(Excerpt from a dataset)
=======
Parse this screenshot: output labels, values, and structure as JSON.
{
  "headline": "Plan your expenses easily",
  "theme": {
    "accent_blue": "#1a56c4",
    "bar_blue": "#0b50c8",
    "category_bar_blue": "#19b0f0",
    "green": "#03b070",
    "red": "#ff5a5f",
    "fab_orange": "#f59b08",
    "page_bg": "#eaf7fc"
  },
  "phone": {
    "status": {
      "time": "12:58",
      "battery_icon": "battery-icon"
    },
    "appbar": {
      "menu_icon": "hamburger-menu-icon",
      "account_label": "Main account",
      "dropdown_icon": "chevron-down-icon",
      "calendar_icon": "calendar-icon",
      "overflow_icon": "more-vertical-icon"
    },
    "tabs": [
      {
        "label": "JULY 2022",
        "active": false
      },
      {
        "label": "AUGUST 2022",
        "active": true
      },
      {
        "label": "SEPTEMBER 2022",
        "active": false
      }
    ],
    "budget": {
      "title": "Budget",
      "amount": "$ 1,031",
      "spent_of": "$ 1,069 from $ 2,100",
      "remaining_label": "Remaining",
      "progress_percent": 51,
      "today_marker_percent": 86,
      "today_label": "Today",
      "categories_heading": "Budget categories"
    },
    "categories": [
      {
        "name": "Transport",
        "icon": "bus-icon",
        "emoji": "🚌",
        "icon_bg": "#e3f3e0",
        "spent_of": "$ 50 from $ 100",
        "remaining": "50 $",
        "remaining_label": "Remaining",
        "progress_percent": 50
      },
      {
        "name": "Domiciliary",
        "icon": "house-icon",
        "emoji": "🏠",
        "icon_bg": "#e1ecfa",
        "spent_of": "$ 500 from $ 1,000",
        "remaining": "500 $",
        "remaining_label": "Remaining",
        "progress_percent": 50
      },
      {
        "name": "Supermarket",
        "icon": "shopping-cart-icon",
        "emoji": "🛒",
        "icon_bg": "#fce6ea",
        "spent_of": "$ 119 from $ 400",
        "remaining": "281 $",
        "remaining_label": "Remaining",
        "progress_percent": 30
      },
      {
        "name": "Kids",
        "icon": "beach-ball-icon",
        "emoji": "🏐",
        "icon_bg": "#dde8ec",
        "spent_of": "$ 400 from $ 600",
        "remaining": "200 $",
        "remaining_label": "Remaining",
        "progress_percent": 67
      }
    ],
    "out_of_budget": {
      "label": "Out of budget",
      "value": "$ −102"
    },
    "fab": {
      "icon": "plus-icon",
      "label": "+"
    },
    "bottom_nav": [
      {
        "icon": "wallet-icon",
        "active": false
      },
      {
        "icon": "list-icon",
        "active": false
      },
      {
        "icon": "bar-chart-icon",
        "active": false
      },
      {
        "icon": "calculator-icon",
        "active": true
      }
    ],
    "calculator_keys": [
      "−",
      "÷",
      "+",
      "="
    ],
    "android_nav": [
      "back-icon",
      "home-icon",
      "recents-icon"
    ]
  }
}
=======
Request ▸
Repeat all the records. Match each line exactly.

Result of the task ▸
Parse this screenshot: output labels, values, and structure as JSON.
{
  "headline": "Plan your expenses easily",
  "theme": {
    "accent_blue": "#1a56c4",
    "bar_blue": "#0b50c8",
    "category_bar_blue": "#19b0f0",
    "green": "#03b070",
    "red": "#ff5a5f",
    "fab_orange": "#f59b08",
    "page_bg": "#eaf7fc"
  },
  "phone": {
    "status": {
      "time": "12:58",
      "battery_icon": "battery-icon"
    },
    "appbar": {
      "menu_icon": "hamburger-menu-icon",
      "account_label": "Main account",
      "dropdown_icon": "chevron-down-icon",
      "calendar_icon": "calendar-icon",
      "overflow_icon": "more-vertical-icon"
    },
    "tabs": [
      {
        "label": "JULY 2022",
        "active": false
      },
      {
        "label": "AUGUST 2022",
        "active": true
      },
      {
        "label": "SEPTEMBER 2022",
        "active": false
      }
    ],
    "budget": {
      "title": "Budget",
      "amount": "$ 1,031",
      "spent_of": "$ 1,069 from $ 2,100",
      "remaining_label": "Remaining",
      "progress_percent": 51,
      "today_marker_percent": 86,
      "today_label": "Today",
      "categories_heading": "Budget categories"
    },
    "categories": [
      {
        "name": "Transport",
        "icon": "bus-icon",
        "emoji": "🚌",
        "icon_bg": "#e3f3e0",
        "spent_of": "$ 50 from $ 100",
        "remaining": "50 $",
        "remaining_label": "Remaining",
        "progress_percent": 50
      },
      {
        "name": "Domiciliary",
        "icon": "house-icon",
        "emoji": "🏠",
        "icon_bg": "#e1ecfa",
        "spent_of": "$ 500 from $ 1,000",
        "remaining": "500 $",
        "remaining_label": "Remaining",
        "progress_percent": 50
      },
      {
        "name": "Supermarket",
        "icon": "shopping-cart-icon",
        "emoji": "🛒",
        "icon_bg": "#fce6ea",
        "spent_of": "$ 119 from $ 400",
        "remaining": "281 $",
        "remaining_label": "Remaining",
        "progress_percent": 30
      },
      {
        "name": "Kids",
        "icon": "beach-ball-icon",
        "emoji": "🏐",
        "icon_bg": "#dde8ec",
        "spent_of": "$ 400 from $ 600",
        "remaining": "200 $",
        "remaining_label": "Remaining",
        "progress_percent": 67
      }
    ],
    "out_of_budget": {
      "label": "Out of budget",
      "value": "$ −102"
    },
    "fab": {
      "icon": "plus-icon",
      "label": "+"
    },
    "bottom_nav": [
      {
        "icon": "wallet-icon",
        "active": false
      },
      {
        "icon": "list-icon",
        "active": false
      },
      {
        "icon": "bar-chart-icon",
        "active": false
      },
      {
        "icon": "calculator-icon",
        "active": true
      }
    ],
    "calculator_keys": [
      "−",
      "÷",
      "+",
      "="
    ],
    "android_nav": [
      "back-icon",
      "home-icon",
      "recents-icon"
    ]
  }
}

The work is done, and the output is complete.